◆ Some records:
## Begin

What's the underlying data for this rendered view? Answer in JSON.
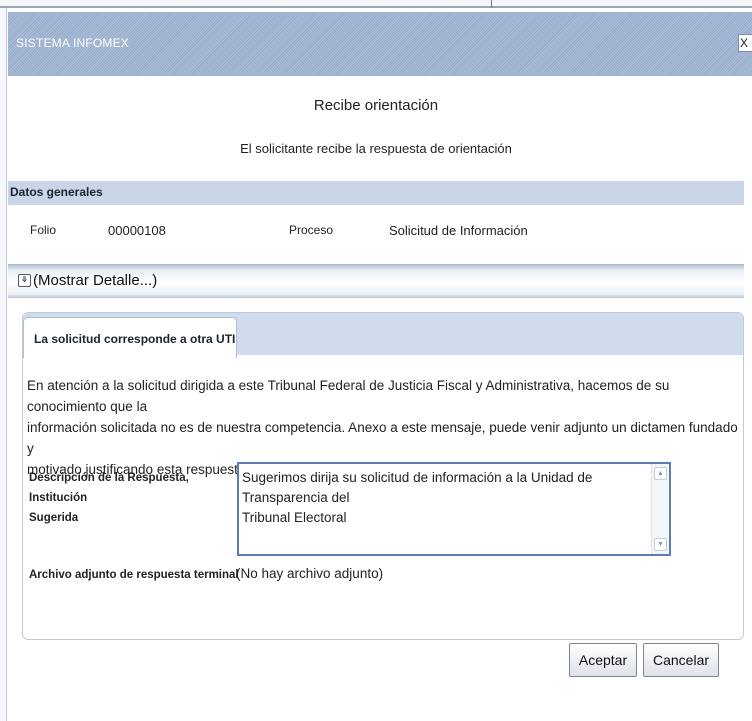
{
  "window": {
    "title": "SISTEMA INFOMEX",
    "close_label": "X"
  },
  "header": {
    "title": "Recibe orientación",
    "subtitle": "El solicitante recibe la respuesta de orientación"
  },
  "general": {
    "section_title": "Datos generales",
    "folio_label": "Folio",
    "folio_value": "00000108",
    "proceso_label": "Proceso",
    "proceso_value": "Solicitud de Información"
  },
  "detail_toggle": {
    "icon": "double-chevron-down-icon",
    "label": "(Mostrar Detalle...)"
  },
  "panel": {
    "tab_label": "La solicitud corresponde a otra UTI",
    "body_lines": [
      "En atención a la solicitud dirigida a este Tribunal Federal de Justicia Fiscal y Administrativa, hacemos de su conocimiento que la",
      "información solicitada no es de nuestra competencia. Anexo a este mensaje, puede venir adjunto un dictamen fundado y",
      "motivado justificando esta respuesta. Gracias por ejercer tu derecho a la información."
    ],
    "description_label_lines": [
      "Descripción de la Respuesta, Institución",
      "Sugerida"
    ],
    "description_value_lines": [
      "Sugerimos dirija su solicitud de información a la Unidad de Transparencia del",
      "Tribunal Electoral"
    ],
    "attachment_label": "Archivo adjunto de respuesta terminal",
    "attachment_value": "(No hay archivo adjunto)"
  },
  "buttons": {
    "accept": "Aceptar",
    "cancel": "Cancelar"
  }
}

## End

◆ Objective:
Which lines include the word "Tribunal"? Copy every one of them.

◆ Full output:
      "En atención a la solicitud dirigida a este Tribunal Federal de Justicia Fiscal y Administrativa, hacemos de su conocimiento que la",
      "Tribunal Electoral"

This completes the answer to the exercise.